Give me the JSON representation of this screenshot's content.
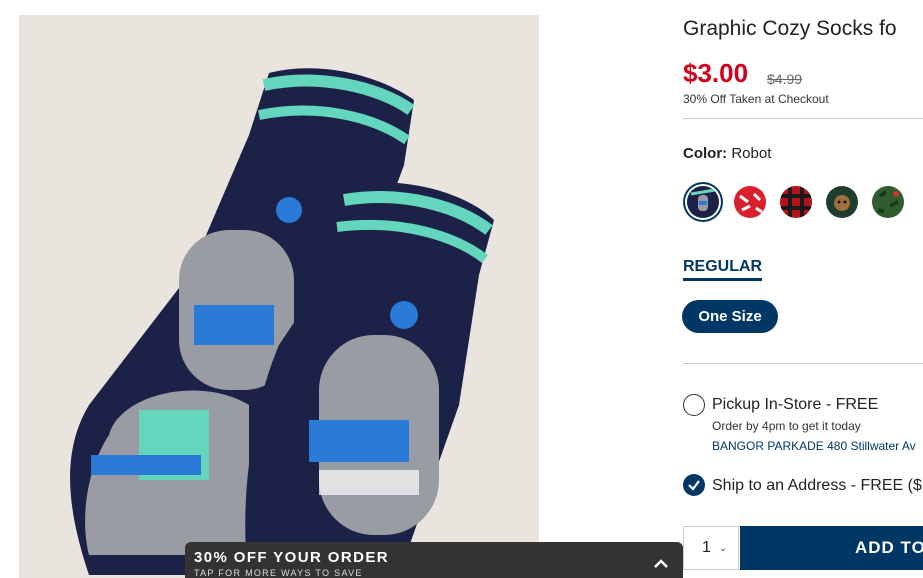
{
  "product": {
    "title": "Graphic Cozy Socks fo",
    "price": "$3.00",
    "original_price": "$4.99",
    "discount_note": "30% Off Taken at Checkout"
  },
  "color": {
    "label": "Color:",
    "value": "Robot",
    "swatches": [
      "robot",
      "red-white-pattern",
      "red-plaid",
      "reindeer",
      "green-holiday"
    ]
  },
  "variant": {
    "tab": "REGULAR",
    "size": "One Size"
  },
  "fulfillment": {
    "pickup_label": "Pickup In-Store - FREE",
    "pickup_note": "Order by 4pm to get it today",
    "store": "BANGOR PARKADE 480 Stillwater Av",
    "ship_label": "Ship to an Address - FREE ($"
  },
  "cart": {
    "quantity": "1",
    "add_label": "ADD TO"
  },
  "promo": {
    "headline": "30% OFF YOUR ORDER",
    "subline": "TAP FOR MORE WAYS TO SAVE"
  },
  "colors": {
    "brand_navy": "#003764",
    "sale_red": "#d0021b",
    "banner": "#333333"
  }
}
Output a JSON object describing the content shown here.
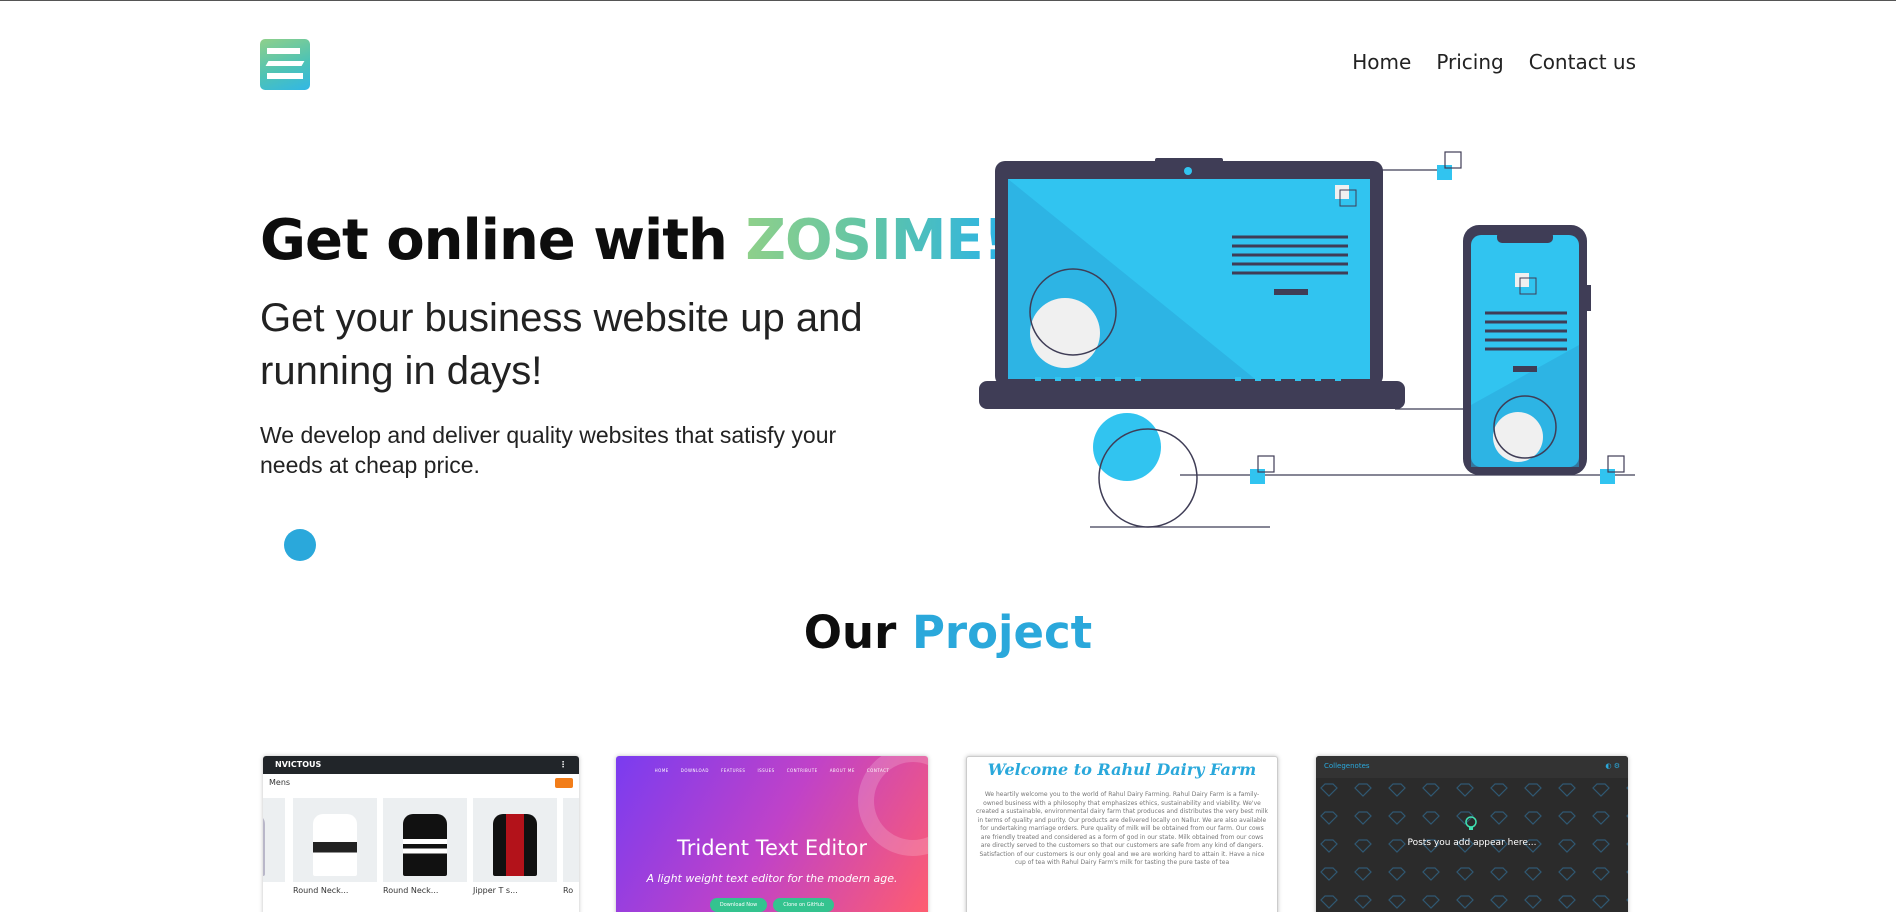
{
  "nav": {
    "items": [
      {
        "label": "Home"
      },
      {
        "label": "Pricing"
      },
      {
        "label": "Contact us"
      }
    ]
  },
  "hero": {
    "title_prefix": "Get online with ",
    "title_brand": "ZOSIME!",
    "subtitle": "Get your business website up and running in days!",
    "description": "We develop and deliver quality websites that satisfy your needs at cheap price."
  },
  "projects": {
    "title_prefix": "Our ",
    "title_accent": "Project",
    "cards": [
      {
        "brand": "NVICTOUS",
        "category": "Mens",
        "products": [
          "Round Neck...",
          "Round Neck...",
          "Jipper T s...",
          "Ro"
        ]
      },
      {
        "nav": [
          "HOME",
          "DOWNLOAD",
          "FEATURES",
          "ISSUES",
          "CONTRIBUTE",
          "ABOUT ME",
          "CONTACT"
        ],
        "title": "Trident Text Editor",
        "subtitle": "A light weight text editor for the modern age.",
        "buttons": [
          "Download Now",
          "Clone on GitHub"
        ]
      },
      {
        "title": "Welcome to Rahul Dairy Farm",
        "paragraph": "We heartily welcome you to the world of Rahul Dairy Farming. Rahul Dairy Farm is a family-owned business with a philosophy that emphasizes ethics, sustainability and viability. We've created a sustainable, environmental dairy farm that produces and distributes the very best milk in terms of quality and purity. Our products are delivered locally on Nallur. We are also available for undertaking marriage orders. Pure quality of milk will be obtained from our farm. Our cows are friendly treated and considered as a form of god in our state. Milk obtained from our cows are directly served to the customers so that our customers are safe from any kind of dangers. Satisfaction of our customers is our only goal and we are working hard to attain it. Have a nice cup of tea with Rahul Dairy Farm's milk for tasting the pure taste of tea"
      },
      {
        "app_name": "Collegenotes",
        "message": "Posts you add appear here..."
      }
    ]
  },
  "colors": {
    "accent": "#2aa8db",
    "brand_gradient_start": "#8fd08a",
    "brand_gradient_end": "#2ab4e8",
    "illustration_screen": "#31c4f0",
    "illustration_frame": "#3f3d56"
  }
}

---

Pictures are to be left out; all else in the entries above is to be quoted exactly.

▶ RESPONSE:
Give me the JSON representation of this screenshot's content.
{
  "product": {
    "title": "Graphic Cozy Socks fo",
    "price": "$3.00",
    "original_price": "$4.99",
    "discount_note": "30% Off Taken at Checkout"
  },
  "color": {
    "label": "Color:",
    "value": "Robot",
    "swatches": [
      "robot",
      "red-white-pattern",
      "red-plaid",
      "reindeer",
      "green-holiday"
    ]
  },
  "variant": {
    "tab": "REGULAR",
    "size": "One Size"
  },
  "fulfillment": {
    "pickup_label": "Pickup In-Store - FREE",
    "pickup_note": "Order by 4pm to get it today",
    "store": "BANGOR PARKADE 480 Stillwater Av",
    "ship_label": "Ship to an Address - FREE ($"
  },
  "cart": {
    "quantity": "1",
    "add_label": "ADD TO"
  },
  "promo": {
    "headline": "30% OFF YOUR ORDER",
    "subline": "TAP FOR MORE WAYS TO SAVE"
  },
  "colors": {
    "brand_navy": "#003764",
    "sale_red": "#d0021b",
    "banner": "#333333"
  }
}
Output a JSON object describing the content shown here.
{
  "nav": {
    "items": [
      {
        "label": "Home"
      },
      {
        "label": "Pricing"
      },
      {
        "label": "Contact us"
      }
    ]
  },
  "hero": {
    "title_prefix": "Get online with ",
    "title_brand": "ZOSIME!",
    "subtitle": "Get your business website up and running in days!",
    "description": "We develop and deliver quality websites that satisfy your needs at cheap price."
  },
  "projects": {
    "title_prefix": "Our ",
    "title_accent": "Project",
    "cards": [
      {
        "brand": "NVICTOUS",
        "category": "Mens",
        "products": [
          "Round Neck...",
          "Round Neck...",
          "Jipper T s...",
          "Ro"
        ]
      },
      {
        "nav": [
          "HOME",
          "DOWNLOAD",
          "FEATURES",
          "ISSUES",
          "CONTRIBUTE",
          "ABOUT ME",
          "CONTACT"
        ],
        "title": "Trident Text Editor",
        "subtitle": "A light weight text editor for the modern age.",
        "buttons": [
          "Download Now",
          "Clone on GitHub"
        ]
      },
      {
        "title": "Welcome to Rahul Dairy Farm",
        "paragraph": "We heartily welcome you to the world of Rahul Dairy Farming. Rahul Dairy Farm is a family-owned business with a philosophy that emphasizes ethics, sustainability and viability. We've created a sustainable, environmental dairy farm that produces and distributes the very best milk in terms of quality and purity. Our products are delivered locally on Nallur. We are also available for undertaking marriage orders. Pure quality of milk will be obtained from our farm. Our cows are friendly treated and considered as a form of god in our state. Milk obtained from our cows are directly served to the customers so that our customers are safe from any kind of dangers. Satisfaction of our customers is our only goal and we are working hard to attain it. Have a nice cup of tea with Rahul Dairy Farm's milk for tasting the pure taste of tea"
      },
      {
        "app_name": "Collegenotes",
        "message": "Posts you add appear here..."
      }
    ]
  },
  "colors": {
    "accent": "#2aa8db",
    "brand_gradient_start": "#8fd08a",
    "brand_gradient_end": "#2ab4e8",
    "illustration_screen": "#31c4f0",
    "illustration_frame": "#3f3d56"
  }
}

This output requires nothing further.